Task requirements: Find the lines that include the string "title" and report how many there are. Give no other text.

Data for the task:

----------

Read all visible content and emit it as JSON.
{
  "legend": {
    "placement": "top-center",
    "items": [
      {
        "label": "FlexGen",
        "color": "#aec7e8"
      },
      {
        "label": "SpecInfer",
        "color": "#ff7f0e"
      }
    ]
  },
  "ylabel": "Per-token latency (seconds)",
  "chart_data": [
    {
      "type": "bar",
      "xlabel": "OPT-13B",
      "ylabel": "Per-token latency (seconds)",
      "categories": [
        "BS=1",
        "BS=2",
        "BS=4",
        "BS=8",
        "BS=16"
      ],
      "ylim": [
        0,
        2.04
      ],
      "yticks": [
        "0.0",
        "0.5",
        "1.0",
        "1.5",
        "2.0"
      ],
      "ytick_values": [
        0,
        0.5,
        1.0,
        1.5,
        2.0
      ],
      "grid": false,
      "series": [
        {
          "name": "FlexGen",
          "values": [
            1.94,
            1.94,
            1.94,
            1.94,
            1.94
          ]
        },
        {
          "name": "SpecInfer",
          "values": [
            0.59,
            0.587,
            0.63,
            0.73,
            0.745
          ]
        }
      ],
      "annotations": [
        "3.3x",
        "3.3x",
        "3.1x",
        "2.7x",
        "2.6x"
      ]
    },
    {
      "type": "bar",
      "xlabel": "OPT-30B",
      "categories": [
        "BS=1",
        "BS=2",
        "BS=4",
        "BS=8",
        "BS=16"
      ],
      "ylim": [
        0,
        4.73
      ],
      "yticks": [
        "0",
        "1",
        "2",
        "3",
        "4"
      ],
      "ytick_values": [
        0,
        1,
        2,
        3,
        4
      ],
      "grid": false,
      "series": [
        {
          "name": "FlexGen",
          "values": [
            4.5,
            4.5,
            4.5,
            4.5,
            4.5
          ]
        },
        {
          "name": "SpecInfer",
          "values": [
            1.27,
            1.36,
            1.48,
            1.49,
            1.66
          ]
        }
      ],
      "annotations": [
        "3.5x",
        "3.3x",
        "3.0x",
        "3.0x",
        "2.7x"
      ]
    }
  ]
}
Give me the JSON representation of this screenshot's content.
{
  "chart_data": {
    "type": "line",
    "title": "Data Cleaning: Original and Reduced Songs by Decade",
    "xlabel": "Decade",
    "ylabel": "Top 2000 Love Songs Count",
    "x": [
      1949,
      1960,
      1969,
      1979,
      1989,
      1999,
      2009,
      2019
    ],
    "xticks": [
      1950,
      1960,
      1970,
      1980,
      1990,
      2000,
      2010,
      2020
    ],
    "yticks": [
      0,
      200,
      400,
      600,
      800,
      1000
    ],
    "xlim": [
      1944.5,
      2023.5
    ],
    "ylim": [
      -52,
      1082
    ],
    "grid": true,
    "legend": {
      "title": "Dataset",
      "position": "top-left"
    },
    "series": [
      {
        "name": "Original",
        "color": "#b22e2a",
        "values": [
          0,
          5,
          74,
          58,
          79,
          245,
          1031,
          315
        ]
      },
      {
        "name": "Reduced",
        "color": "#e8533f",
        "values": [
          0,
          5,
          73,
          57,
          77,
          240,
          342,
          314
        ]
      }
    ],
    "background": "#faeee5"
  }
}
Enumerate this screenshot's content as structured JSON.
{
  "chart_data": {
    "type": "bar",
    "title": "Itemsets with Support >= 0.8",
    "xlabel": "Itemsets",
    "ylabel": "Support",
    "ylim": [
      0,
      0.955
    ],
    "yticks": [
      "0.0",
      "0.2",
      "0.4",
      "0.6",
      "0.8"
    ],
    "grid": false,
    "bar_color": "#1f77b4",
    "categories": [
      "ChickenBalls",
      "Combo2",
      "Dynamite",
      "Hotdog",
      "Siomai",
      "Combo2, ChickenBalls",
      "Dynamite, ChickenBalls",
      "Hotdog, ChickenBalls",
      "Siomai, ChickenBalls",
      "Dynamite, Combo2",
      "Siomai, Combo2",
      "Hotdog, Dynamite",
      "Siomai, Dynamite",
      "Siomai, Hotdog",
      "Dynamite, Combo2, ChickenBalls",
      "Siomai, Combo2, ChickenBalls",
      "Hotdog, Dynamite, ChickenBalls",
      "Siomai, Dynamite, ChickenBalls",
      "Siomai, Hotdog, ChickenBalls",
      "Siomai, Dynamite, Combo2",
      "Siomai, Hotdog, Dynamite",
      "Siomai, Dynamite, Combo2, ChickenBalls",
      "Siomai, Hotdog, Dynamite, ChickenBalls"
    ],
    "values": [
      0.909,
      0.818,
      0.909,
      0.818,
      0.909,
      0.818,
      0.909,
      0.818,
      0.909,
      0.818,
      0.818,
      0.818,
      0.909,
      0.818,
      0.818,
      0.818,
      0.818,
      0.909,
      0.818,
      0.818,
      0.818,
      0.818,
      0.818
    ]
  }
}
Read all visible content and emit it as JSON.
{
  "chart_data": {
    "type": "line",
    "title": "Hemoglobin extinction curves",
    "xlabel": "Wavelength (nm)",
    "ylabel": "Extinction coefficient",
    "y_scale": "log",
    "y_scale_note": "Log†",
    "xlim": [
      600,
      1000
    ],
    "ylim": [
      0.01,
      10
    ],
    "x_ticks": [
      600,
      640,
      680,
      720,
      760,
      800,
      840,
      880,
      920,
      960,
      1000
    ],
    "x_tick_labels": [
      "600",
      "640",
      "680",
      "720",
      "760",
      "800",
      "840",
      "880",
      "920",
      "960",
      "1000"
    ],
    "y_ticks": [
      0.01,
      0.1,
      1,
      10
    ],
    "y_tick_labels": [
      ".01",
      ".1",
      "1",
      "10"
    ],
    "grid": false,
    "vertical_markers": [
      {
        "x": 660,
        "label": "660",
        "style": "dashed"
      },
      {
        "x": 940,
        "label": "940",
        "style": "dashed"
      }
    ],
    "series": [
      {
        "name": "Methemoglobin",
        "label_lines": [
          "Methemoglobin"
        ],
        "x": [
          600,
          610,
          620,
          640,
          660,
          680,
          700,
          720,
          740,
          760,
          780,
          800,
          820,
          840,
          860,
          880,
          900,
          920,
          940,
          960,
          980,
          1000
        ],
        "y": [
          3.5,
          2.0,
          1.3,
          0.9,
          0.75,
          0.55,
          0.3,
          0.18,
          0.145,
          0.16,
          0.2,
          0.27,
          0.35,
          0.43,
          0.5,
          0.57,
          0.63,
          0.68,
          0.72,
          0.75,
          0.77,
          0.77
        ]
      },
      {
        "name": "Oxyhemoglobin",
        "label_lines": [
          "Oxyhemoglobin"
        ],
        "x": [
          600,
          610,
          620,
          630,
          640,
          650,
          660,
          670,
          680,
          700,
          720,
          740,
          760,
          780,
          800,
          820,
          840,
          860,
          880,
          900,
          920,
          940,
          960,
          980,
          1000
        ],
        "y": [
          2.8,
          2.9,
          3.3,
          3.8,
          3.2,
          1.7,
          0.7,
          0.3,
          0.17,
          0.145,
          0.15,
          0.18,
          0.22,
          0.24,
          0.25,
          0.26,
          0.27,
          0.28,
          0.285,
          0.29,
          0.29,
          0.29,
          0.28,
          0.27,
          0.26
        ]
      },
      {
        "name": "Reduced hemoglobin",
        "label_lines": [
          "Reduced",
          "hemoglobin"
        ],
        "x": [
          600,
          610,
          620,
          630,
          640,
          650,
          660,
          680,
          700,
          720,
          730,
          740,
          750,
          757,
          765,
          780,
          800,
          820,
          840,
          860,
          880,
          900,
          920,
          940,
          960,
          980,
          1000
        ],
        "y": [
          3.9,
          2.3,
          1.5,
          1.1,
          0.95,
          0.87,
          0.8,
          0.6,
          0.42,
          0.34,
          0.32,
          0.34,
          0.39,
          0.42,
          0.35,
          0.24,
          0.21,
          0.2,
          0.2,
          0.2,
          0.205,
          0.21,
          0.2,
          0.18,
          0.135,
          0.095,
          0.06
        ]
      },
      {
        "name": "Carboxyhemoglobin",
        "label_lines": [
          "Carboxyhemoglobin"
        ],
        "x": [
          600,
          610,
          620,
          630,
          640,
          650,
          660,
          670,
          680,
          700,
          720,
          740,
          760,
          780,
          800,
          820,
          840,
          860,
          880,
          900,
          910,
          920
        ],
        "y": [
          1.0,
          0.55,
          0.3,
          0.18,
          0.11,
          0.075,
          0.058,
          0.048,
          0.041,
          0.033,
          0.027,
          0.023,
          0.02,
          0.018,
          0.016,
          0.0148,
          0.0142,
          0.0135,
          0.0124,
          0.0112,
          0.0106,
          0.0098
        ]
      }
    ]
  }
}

----------

Completed exercise: 4